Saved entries
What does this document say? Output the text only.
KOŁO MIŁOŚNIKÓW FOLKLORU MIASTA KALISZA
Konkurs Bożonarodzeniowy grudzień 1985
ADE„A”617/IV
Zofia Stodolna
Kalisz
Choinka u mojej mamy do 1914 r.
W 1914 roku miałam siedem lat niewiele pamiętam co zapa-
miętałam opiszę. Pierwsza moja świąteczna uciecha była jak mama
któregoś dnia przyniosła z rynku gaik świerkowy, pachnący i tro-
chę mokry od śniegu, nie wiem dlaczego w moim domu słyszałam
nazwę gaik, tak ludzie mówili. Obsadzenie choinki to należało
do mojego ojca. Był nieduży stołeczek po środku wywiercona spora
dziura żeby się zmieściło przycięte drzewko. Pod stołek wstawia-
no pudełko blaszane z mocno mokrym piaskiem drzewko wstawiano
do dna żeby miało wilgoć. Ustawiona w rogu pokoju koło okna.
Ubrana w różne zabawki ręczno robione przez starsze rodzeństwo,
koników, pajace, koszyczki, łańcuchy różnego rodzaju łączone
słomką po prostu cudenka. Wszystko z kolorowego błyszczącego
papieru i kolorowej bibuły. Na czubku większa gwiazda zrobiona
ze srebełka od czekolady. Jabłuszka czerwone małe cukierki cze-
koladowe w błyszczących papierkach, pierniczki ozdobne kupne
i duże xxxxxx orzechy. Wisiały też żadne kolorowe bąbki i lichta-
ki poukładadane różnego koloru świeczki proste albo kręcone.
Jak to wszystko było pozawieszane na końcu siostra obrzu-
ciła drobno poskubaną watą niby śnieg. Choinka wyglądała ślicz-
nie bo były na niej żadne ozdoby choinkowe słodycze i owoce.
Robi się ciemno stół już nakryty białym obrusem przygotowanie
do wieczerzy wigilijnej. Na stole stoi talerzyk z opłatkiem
---
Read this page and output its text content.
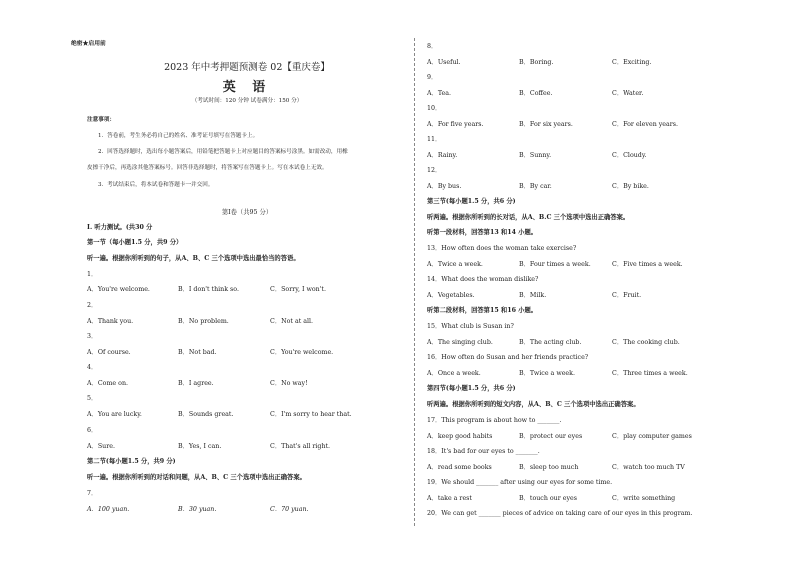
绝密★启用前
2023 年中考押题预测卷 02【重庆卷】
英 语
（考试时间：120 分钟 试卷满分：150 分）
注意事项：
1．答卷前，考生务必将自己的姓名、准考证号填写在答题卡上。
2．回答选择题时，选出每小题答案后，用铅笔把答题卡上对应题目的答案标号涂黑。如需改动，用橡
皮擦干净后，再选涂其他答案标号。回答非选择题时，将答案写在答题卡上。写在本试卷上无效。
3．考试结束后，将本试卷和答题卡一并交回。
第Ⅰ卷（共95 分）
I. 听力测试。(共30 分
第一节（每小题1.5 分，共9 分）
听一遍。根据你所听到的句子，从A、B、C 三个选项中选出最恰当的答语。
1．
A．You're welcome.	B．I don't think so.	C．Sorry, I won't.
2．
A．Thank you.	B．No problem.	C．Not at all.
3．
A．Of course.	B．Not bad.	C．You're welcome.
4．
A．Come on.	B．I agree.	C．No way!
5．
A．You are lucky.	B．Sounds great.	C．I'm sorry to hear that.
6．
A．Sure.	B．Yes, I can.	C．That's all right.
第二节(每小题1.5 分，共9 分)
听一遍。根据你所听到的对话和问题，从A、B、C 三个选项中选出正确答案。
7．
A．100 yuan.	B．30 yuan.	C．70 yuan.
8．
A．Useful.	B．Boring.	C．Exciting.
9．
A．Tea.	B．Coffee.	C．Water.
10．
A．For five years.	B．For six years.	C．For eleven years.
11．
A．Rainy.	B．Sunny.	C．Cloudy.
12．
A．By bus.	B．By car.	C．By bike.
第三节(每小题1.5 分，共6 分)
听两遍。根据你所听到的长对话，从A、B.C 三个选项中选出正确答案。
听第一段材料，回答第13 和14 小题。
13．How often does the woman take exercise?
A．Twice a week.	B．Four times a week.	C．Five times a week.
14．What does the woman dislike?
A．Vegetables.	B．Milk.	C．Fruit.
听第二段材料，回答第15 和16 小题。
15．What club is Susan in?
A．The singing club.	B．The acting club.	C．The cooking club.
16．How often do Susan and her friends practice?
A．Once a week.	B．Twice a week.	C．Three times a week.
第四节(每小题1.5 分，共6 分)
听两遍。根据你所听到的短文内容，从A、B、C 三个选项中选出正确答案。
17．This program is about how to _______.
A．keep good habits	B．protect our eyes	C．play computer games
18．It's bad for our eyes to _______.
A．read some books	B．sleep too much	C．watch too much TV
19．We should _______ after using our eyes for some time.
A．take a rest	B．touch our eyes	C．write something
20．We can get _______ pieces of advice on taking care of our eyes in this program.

> **PROBLEM REQUIREMENTS**
Report how many lines in the data contain the word "drzewko", with no words besides the number.

> **RIGHT ANSWER**
2